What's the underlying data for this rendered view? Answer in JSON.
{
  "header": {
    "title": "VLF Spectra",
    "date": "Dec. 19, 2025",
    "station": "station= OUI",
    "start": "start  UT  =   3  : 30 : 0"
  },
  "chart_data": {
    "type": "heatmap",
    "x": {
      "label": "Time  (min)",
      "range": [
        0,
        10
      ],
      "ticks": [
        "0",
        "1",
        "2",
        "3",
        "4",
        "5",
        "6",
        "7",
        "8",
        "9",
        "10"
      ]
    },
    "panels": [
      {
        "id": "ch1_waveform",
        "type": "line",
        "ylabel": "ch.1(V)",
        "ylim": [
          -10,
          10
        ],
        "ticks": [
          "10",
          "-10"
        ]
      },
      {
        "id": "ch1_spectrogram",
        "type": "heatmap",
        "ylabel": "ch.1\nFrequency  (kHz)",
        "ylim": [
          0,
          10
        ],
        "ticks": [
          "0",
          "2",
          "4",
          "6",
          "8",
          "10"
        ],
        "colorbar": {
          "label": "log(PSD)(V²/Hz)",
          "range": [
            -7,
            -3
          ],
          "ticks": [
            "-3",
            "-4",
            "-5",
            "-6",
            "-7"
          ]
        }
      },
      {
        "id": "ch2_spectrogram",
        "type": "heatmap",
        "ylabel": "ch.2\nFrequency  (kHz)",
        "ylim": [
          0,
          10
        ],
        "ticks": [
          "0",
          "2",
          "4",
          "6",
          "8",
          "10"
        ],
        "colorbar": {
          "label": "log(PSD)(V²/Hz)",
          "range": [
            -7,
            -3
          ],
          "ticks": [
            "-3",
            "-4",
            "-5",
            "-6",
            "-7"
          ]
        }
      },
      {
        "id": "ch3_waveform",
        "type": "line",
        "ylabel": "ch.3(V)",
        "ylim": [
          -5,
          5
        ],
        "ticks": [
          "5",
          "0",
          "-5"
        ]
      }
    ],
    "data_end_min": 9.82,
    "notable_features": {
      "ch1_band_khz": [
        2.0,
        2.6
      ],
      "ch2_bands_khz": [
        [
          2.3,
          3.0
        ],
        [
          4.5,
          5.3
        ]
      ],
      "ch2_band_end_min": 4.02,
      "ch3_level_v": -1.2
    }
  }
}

* * *

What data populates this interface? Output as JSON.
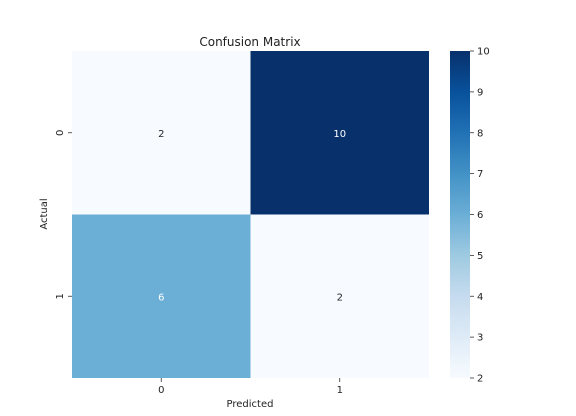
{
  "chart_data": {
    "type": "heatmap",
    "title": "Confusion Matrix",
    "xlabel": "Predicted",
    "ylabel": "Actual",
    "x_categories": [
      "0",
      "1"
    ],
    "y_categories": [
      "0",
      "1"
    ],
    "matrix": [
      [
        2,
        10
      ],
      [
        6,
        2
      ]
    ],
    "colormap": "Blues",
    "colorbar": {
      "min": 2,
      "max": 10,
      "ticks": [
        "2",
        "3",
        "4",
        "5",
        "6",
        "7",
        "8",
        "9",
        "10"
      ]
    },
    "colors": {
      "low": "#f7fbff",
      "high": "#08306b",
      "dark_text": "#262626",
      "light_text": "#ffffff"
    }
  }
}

...

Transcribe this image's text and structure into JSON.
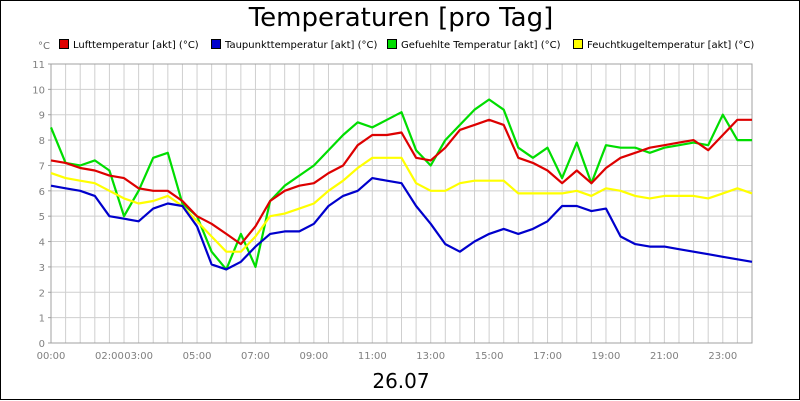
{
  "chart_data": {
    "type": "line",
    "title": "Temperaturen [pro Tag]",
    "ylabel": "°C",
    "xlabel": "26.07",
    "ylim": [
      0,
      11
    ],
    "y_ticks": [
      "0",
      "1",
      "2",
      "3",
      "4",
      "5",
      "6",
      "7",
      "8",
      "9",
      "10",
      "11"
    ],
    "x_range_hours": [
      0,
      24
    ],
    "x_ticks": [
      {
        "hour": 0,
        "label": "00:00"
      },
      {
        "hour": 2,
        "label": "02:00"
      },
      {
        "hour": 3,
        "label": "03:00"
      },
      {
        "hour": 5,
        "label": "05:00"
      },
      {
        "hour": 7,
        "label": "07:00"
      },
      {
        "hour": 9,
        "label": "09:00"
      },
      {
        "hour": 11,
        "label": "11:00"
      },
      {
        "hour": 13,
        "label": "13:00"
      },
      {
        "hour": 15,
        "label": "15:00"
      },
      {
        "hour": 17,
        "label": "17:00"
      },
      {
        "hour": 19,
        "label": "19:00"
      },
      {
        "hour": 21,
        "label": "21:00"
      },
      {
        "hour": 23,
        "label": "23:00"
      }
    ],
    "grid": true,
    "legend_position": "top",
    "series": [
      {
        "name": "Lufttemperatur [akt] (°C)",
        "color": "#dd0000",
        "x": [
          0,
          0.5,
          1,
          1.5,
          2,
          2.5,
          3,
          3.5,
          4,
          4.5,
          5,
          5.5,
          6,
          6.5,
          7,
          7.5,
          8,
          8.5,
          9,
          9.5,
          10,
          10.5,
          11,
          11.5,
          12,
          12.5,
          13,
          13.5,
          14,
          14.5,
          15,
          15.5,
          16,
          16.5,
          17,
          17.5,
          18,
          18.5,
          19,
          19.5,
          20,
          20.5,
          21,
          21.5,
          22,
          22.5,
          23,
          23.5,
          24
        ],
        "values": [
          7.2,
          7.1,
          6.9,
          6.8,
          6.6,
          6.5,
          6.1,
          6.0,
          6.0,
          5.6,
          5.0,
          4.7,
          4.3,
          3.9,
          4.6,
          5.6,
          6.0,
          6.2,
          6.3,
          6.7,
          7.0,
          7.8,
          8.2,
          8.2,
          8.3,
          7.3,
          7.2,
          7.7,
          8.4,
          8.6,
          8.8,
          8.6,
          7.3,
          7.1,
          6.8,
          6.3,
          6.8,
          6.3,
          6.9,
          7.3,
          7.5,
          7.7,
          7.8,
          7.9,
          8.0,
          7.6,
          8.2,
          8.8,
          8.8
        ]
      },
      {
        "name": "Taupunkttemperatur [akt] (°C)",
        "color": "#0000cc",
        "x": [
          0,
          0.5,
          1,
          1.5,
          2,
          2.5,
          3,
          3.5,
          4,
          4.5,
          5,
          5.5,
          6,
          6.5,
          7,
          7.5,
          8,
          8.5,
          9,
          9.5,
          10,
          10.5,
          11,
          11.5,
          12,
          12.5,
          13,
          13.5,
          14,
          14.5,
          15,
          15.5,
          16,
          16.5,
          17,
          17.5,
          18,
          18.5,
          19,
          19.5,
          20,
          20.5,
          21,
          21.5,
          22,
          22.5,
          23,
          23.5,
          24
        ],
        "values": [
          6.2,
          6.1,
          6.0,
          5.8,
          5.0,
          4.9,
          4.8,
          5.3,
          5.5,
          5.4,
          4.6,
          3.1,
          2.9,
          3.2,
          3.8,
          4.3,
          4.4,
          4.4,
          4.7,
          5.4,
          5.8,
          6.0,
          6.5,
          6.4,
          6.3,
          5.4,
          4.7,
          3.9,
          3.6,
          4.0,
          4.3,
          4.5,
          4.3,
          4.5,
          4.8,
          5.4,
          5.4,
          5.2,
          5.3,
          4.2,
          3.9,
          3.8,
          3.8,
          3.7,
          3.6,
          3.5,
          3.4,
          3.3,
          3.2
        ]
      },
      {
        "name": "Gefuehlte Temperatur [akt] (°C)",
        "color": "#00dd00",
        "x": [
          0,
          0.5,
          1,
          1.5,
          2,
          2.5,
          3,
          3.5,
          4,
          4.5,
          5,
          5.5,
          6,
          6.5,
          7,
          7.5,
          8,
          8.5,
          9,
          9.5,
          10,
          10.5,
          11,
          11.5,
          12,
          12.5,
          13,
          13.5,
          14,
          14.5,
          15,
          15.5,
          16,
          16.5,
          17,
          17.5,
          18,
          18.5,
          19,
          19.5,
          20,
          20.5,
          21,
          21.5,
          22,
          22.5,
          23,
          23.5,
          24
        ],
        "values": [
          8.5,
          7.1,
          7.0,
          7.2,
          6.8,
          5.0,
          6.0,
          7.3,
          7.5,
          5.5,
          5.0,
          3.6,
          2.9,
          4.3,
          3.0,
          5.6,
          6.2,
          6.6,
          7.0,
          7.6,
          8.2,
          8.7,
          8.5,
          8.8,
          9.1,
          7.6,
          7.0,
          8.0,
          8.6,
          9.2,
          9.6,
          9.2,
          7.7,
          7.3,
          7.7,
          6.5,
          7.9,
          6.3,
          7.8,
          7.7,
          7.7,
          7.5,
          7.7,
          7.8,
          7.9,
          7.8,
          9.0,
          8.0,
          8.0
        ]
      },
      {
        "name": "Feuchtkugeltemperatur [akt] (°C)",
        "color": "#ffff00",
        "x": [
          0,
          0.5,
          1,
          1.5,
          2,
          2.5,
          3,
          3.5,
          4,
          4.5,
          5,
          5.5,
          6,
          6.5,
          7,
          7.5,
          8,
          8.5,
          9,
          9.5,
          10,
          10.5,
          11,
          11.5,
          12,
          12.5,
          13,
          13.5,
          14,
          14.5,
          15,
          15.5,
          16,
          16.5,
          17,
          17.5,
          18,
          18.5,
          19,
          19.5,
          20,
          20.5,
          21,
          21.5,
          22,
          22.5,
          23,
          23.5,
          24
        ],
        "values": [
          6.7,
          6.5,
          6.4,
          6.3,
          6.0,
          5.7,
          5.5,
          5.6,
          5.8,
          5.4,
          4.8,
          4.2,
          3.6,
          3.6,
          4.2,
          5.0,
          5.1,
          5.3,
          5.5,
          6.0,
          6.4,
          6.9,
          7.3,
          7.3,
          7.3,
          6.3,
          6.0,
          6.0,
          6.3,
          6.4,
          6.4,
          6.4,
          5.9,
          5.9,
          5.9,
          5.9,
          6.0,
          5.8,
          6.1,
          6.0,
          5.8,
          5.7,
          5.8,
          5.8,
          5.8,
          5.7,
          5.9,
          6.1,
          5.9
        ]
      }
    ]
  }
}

GIVEN REQUEST: Report how many lines of the entries hold the string "nFrequency". Provide the number alone.

WORKED SOLUTION: 2